**WHAT YOU NEED TO DO:**
- a) In the forum thread about filing US taxes while living in Canada, which form does Bev say is used to claim the tax credit?
- b) Carry on the forum thread about filing US taxes while living in Canada from the point where it stops.

++++ EXCERPTED PASSAGE

# My first and prolly not last tax question



## SuzieF (Feb 3, 2014)

I like many of you found out 2 weeks ago I was supposed to be filing US taxs and fbars.
I've been a resident of canada since 2001 and a citizen since 2006.

I've ordered from Ebay all my back years of turbo tax and I'm hoping once they arrive all this will become evident, but for now I'm having DAILY PANIC attacks, so here goes.

Yearly income is about 50g from a normal job. I have 120k combined in my savings! rrsp, and tfsa. Not worried about the interest on the tfsa and rrsp as they don't amount to much.. What I'm trying to figure out is I get about 2000$ in interest yearly from my normal savings.. Which in Canada is added to my earned income which I pay tax on.

I understand for the IRS I get an exemption for my earned income, but have to pay tax on the unearned income from the interest on my savings.. I also understand that since I have already paid tax on the unearned income I can take a credit for that tax... How do I know how much I was taxed in canada just on that unearned income, when all my income was lumped together?

Thanks!


----------



## Bevdeforges (Nov 16, 2007)

To start with, go to the IRS website (Internal Revenue Service) and download the instructions for form 1116 (which is the form you use to claim the tax credit). I believe you are supposed to file a separate form 1116 for each source of income (so, interest income separate from earned income). There should be something in the instructions about how to figure the tax you paid on the interest income.

But it has been years since I last filed a 1116. The Turbo Tax stuff should have something about this.

Oh, and by the way, if you have just found out about your tax obligation, you can probably just backfile 3 years - not the whole time since you became resident in Canada. If those returns show little or no tax due, you may be absolved for the prior years. 
Cheers,
Bev


----------



## SuzieF (Feb 3, 2014)

Is there a standard deduction on the 1040 that would deduct from the $2000 interest income?


----------



## maz57 (Apr 17, 2012)

SuzieF said:


> Is there a standard deduction on the 1040 that would deduct from the $2000 interest income?


Yes, there are 4 ways that I know of to reduce your taxable income for IRS purposes: The personal exemption, the standard deduction, the Foreign Earned Income Exclusion, and the Foreign Tax Credit. The first two are claimed on your Form 1040 and the second two are claimed with Form 2555 or Form 1116 respectively. (There may be other ways but probably not relevant in your case.)

Turbo tax should lead you through these. Your RRSP and your TFSA are more problematical as they are foreign trusts from the IRS point of view. Canadian RRSPs can be dealt with on Form 8891; once you have elected to defer they receive the same tax treatment as they get in Canada. (Maybe better, because you only pay tax on the gains at withdrawal, not principal.)

++++++++
++++ RECORDED INFORMATION

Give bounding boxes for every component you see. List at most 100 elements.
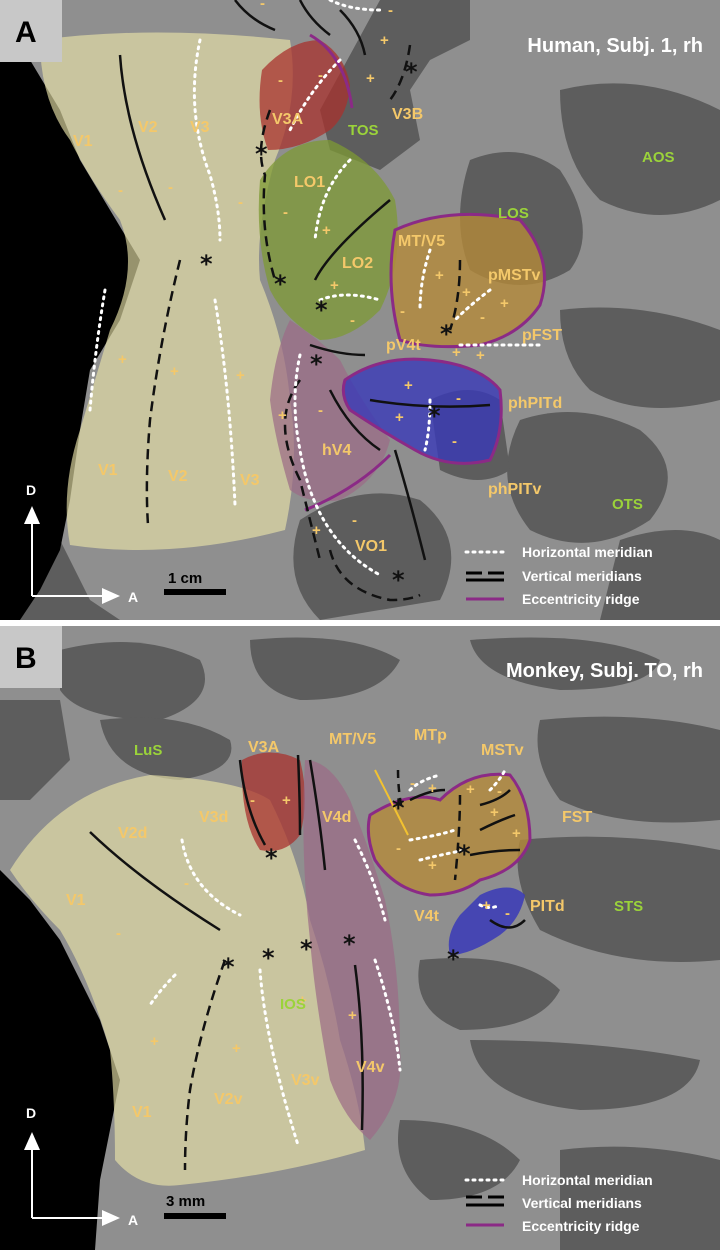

++++++++

**ANSWERS TO THE EXERCISES:**
- a) Form 1116.

- b)
The TFSA could be a major problem depending on the exact structure of the account. If it really is a trust, that triggers all the ridiculous trust reporting (Form 3520, etc.) If on the other hand it's a simple savings account or acts like a simple savings account, just report the interest and leave it at that. Do you get an annual statement from the trustee of the TFSA? If not, I'd treat it as a savings account and report the interest accordingly. (In my reporting my TFSA was lumped in with several other accounts all under one account number. I simply tallied all the interest together and reported the total. No need to confuse the IRS about things that aren't really any of their business anyway.)

But, and I can't stress this enough, no need to panic about this. It's very unlikely you would owe US tax and if there is no tax owing there is no penalty or interest.  The only thing you are guilty of is not realizing that the US treats it's expat citizens unlike any other country in the world. You are hardly the first to discover this best kept secret of the US government. 2013 taxes aren't due until June 15, 2014. (You get an automatic filing extension if filing from abroad. Canada is abroad from the IRS point of view.) My guess is you could file 2013 plus 2011 and 2012 plus 2013 FBAR (you know about FBAR, right?) showing zero balance owing and that's it. 

But take a deep breath, take your time, do your research, put together your plan and then put it into action. May I suggest that even though you are planning to use TurboTax, go ahead, download and print out a 1040. You can fill it out in pencil to see how everything fits together. You can download the instructions at the same time. (No need to print, it's a thick booklet.)


----------



## SuzieF (Feb 3, 2014)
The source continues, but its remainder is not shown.